==== TEXTAUSZUG ====

# RaspberryPi Falscher Besitzer/Gruppe bei lftp



## Rocky (27. Oktober 2014)

Hallo,
ich synchronisiere über LFTP einen externen Server auf meinen Pi.


```
#!/bin/bash
HOST='HOST.COM'
USER='USER'
PASS='PASS'
TARGETFOLDER='/var/www/Ordner'
SOURCEFOLDER='./'

lftp -f "
open $HOST
user $USER $PASS
lcd $SOURCEFOLDER
mirror --delete --use-cache --verbose $SOURCEFOLDER $TARGETFOLDER
bye
"
```

Leider setzte er nur die Gruppe auf 33 (www-data) (User pi gehört zur Gruppe www-data) allerdings nicht den Besitzer auf 33.

Womit hängt das zusammen bzw. wie kann ich das beheben?

Außerdem wenn der das LFTP script normal über den User pi aufgerufen wird, sagt er mir dass ich keine Berechtigungen habe, nur wenn ich es mit "sudo script" ausführe funktioniert es und gibt mir die Berechtigung.

Danke Schonmal,
Rocky


----------



## ikosaeder (28. Oktober 2014)

Zu welchem User gehört das Skript? Die erstellte
n Ordner erben die Berechtigungen vom Skript und nicht vom remote Host.


----------



## Rocky (28. Oktober 2014)

Als Beitzer und Gruppe sind 33:33 eingetragen bei dem Bashscript.
www-data also nach meinem Verständnis.

==== DATENAUFLISTUNG ====

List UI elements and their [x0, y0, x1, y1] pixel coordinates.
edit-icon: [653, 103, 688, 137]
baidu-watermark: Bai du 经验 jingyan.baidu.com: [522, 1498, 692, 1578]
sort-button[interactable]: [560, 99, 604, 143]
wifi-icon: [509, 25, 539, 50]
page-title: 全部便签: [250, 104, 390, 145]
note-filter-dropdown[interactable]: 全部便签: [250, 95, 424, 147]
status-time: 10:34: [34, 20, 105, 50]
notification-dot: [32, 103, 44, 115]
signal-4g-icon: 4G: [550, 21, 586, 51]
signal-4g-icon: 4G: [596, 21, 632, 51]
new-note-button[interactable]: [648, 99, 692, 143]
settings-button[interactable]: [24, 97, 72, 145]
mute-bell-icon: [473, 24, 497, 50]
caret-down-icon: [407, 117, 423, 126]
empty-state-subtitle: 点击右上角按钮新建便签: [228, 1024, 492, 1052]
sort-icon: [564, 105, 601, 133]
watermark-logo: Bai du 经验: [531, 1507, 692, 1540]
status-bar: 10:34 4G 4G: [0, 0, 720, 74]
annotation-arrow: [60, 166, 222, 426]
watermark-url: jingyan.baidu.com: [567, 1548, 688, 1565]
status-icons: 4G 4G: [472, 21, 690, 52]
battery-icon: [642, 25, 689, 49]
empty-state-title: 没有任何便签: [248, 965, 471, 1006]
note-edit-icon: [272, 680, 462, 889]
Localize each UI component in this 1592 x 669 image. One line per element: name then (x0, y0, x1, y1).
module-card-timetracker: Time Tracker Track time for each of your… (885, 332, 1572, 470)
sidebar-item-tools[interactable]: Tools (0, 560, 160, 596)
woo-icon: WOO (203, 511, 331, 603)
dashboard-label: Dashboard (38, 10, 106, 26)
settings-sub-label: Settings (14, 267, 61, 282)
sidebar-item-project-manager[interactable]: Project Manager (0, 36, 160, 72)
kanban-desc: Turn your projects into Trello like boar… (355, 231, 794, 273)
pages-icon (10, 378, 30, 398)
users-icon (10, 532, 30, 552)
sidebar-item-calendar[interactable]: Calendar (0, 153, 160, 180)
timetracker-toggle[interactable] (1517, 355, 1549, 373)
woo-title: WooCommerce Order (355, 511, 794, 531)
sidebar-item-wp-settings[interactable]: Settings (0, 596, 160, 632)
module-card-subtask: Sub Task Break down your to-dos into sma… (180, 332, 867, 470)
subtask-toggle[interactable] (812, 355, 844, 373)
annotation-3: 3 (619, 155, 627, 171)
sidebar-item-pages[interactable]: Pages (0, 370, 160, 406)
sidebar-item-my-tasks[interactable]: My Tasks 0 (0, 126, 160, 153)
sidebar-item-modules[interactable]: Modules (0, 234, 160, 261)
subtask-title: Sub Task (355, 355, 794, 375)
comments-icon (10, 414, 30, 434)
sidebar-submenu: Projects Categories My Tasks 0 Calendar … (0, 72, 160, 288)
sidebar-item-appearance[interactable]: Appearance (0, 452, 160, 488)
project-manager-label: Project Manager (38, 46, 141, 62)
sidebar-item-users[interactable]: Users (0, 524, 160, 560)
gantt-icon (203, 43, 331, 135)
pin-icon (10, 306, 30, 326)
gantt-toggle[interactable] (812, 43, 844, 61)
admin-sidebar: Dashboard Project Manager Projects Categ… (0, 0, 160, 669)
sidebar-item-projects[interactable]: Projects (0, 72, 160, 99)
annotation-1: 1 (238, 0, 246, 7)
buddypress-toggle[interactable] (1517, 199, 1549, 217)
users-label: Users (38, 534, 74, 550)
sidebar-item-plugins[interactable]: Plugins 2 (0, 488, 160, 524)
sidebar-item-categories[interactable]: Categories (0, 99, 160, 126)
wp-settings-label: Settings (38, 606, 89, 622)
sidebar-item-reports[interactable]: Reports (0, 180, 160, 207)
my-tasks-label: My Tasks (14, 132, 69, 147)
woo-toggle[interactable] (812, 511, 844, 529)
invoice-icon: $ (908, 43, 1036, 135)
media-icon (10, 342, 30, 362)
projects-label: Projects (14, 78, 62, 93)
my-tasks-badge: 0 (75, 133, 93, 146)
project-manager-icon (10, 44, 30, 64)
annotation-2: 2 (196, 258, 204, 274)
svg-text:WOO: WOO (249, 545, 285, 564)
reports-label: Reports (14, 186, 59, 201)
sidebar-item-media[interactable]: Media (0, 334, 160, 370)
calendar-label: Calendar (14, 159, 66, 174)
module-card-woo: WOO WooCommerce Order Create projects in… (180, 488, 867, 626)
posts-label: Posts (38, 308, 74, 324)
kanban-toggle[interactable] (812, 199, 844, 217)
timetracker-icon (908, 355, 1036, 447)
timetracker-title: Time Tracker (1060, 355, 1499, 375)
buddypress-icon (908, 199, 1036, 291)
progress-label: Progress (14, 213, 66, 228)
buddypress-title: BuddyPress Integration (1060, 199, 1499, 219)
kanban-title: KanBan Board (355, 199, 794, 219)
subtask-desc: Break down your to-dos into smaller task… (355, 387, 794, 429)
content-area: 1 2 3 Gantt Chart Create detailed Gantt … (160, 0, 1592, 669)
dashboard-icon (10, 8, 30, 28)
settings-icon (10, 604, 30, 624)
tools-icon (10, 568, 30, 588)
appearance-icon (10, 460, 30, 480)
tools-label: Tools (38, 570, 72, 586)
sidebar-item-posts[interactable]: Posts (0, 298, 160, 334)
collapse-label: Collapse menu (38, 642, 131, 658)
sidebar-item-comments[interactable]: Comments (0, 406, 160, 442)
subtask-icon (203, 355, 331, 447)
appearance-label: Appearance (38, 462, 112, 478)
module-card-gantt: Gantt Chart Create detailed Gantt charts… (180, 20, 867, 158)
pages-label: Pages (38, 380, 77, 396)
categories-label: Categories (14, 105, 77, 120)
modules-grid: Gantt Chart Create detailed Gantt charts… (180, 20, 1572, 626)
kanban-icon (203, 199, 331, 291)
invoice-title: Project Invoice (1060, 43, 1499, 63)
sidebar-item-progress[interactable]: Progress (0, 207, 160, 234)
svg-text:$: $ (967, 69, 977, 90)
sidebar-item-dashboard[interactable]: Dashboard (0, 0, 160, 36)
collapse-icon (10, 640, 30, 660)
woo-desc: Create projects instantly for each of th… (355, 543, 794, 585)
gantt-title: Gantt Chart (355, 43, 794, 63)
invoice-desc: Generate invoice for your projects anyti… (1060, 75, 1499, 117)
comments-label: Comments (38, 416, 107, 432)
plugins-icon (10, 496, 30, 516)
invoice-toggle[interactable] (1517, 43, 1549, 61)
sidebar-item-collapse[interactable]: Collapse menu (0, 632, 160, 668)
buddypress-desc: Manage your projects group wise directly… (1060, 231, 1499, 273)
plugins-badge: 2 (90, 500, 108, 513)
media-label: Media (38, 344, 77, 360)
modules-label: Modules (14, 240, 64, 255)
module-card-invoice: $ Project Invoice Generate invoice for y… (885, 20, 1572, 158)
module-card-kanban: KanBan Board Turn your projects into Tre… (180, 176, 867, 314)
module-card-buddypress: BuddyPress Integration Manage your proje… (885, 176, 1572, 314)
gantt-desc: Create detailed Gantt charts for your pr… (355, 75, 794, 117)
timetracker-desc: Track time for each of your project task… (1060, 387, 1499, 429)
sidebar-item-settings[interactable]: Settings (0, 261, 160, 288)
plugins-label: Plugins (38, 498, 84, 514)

====

» **AUFGABEN**:
1. Schreiben Sie aus dem Forenthread zu lftp den Abschnitt wörtlich ab, der mit den Worten „## ikosaeder (28.“ beginnt und nach den Worten „bei dem Bashscript.“ endet.
2. Setzen Sie den Forenthread zu lftp im Anschluss an seinen letzten Satz fort.
Die Auflistung steht in keinem Zusammenhang mit dem Forenthread zu lftp.

» **LÖSUNGEN**:
1.
## ikosaeder (28. Oktober 2014)

Zu welchem User gehört das Skript? Die erstellte
n Ordner erben die Berechtigungen vom Skript und nicht vom remote Host.


----------



## Rocky (28. Oktober 2014)

Als Beitzer und Gruppe sind 33:33 eingetragen bei dem Bashscript.

2.
Kann es daran liegen, dass ich es mittels sudo ausführen muss, weil er mir sonst sagt, dass ich keine Berechtigung habe (mit dem user pi, Mitgleid von der Gruppe www-data)


----------



## Bratkartoffel (28. Oktober 2014)

Hi,

der Besitzer von erstellten Dateien ist immer der Benutzer, der das Script ausführt. Wenn du das Script als "pi" ausführst, dann wird das auch der Besitzer aller Dateien die dein Script erstellt. Dasselbe gilt für die Hauptgruppe des Benutzers.

Du könntest am Ende des Scripts ein "chown www-data:www-data <DATEIEN>" machen, das geht allerdings nur als root (also per sudo).

Grüße,
BK


----------



## ikosaeder (28. Oktober 2014)

Sehe ich auch so, sudo  bedeutet ja, das das Skript mit root Rechten ausgeführt wird und die Dateien gehören anschließend root.
Wie führst du das Skript sonst aus? Gibt es eine Fehlermeldung?


----------



## Rocky (28. Oktober 2014)

Sonst führe ich es unter dem user "pi" mit bash script aus.
dann erhalte ich folgende Fehlermeldung:

mirror /var/www/test/test.php: Keine Berechtigung.

Als apache und FTP installiert wurden, wurde der user und die gruppe "www-data" angelegt, die im "/var/www" als homedirectory eingetragen sind genau so wie der user "pi"

*Username User ID Group Real name Home directory Shell*
www-data33www-datawww-data/var/www/bin/sh
pi           1000pi                            /var/www/bin/bash

Habe es nach folgender Anleitung aufgesetzt:
http://www.forum-raspberrypi.de/Thread-tutorial-ssh-zugang-auf-dem-raspberry-pi-einrichten


----------



## Rocky (28. Oktober 2014)

Habe es nun gelöst indem ich dem user "pi" mit chmod die rechte gegeben habe..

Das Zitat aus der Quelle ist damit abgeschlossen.